Go through the listing below and repeat it exactly, omitting each picture.

[RECORDS FOR THIS TASK]

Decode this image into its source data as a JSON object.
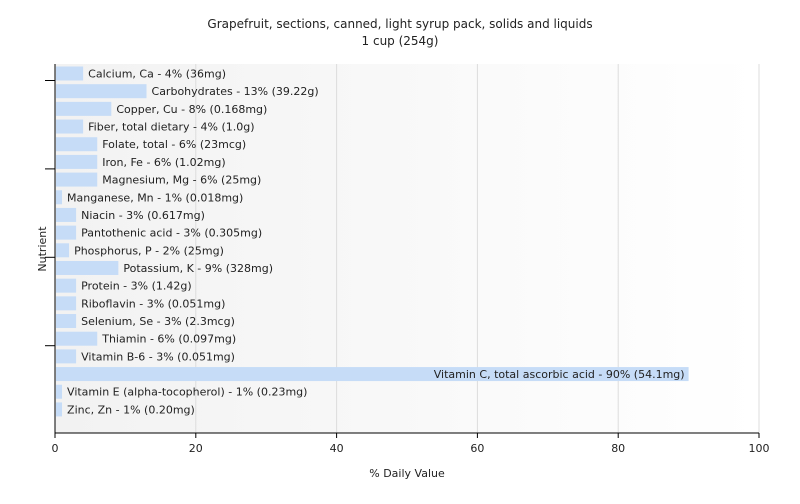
{
  "chart_data": {
    "type": "bar",
    "orientation": "horizontal",
    "title": "Grapefruit, sections, canned, light syrup pack, solids and liquids",
    "subtitle": "1 cup (254g)",
    "xlabel": "% Daily Value",
    "ylabel": "Nutrient",
    "xlim": [
      0,
      100
    ],
    "xticks": [
      "0",
      "20",
      "40",
      "60",
      "80",
      "100"
    ],
    "xtick_values": [
      0,
      20,
      40,
      60,
      80,
      100
    ],
    "grid": "vertical",
    "bar_color": "#c6dcf7",
    "categories": [
      "Calcium, Ca - 4% (36mg)",
      "Carbohydrates - 13% (39.22g)",
      "Copper, Cu - 8% (0.168mg)",
      "Fiber, total dietary - 4% (1.0g)",
      "Folate, total - 6% (23mcg)",
      "Iron, Fe - 6% (1.02mg)",
      "Magnesium, Mg - 6% (25mg)",
      "Manganese, Mn - 1% (0.018mg)",
      "Niacin - 3% (0.617mg)",
      "Pantothenic acid - 3% (0.305mg)",
      "Phosphorus, P - 2% (25mg)",
      "Potassium, K - 9% (328mg)",
      "Protein - 3% (1.42g)",
      "Riboflavin - 3% (0.051mg)",
      "Selenium, Se - 3% (2.3mcg)",
      "Thiamin - 6% (0.097mg)",
      "Vitamin B-6 - 3% (0.051mg)",
      "Vitamin C, total ascorbic acid - 90% (54.1mg)",
      "Vitamin E (alpha-tocopherol) - 1% (0.23mg)",
      "Zinc, Zn - 1% (0.20mg)"
    ],
    "values": [
      4,
      13,
      8,
      4,
      6,
      6,
      6,
      1,
      3,
      3,
      2,
      9,
      3,
      3,
      3,
      6,
      3,
      90,
      1,
      1
    ]
  }
}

[/RECORDS FOR THIS TASK]

• **RESPONSE TO THE EXERCISE**
Decode this image into its source data as a JSON object.
{
  "chart_data": {
    "type": "bar",
    "orientation": "horizontal",
    "title": "Grapefruit, sections, canned, light syrup pack, solids and liquids",
    "subtitle": "1 cup (254g)",
    "xlabel": "% Daily Value",
    "ylabel": "Nutrient",
    "xlim": [
      0,
      100
    ],
    "xticks": [
      "0",
      "20",
      "40",
      "60",
      "80",
      "100"
    ],
    "xtick_values": [
      0,
      20,
      40,
      60,
      80,
      100
    ],
    "grid": "vertical",
    "bar_color": "#c6dcf7",
    "categories": [
      "Calcium, Ca - 4% (36mg)",
      "Carbohydrates - 13% (39.22g)",
      "Copper, Cu - 8% (0.168mg)",
      "Fiber, total dietary - 4% (1.0g)",
      "Folate, total - 6% (23mcg)",
      "Iron, Fe - 6% (1.02mg)",
      "Magnesium, Mg - 6% (25mg)",
      "Manganese, Mn - 1% (0.018mg)",
      "Niacin - 3% (0.617mg)",
      "Pantothenic acid - 3% (0.305mg)",
      "Phosphorus, P - 2% (25mg)",
      "Potassium, K - 9% (328mg)",
      "Protein - 3% (1.42g)",
      "Riboflavin - 3% (0.051mg)",
      "Selenium, Se - 3% (2.3mcg)",
      "Thiamin - 6% (0.097mg)",
      "Vitamin B-6 - 3% (0.051mg)",
      "Vitamin C, total ascorbic acid - 90% (54.1mg)",
      "Vitamin E (alpha-tocopherol) - 1% (0.23mg)",
      "Zinc, Zn - 1% (0.20mg)"
    ],
    "values": [
      4,
      13,
      8,
      4,
      6,
      6,
      6,
      1,
      3,
      3,
      2,
      9,
      3,
      3,
      3,
      6,
      3,
      90,
      1,
      1
    ]
  }
}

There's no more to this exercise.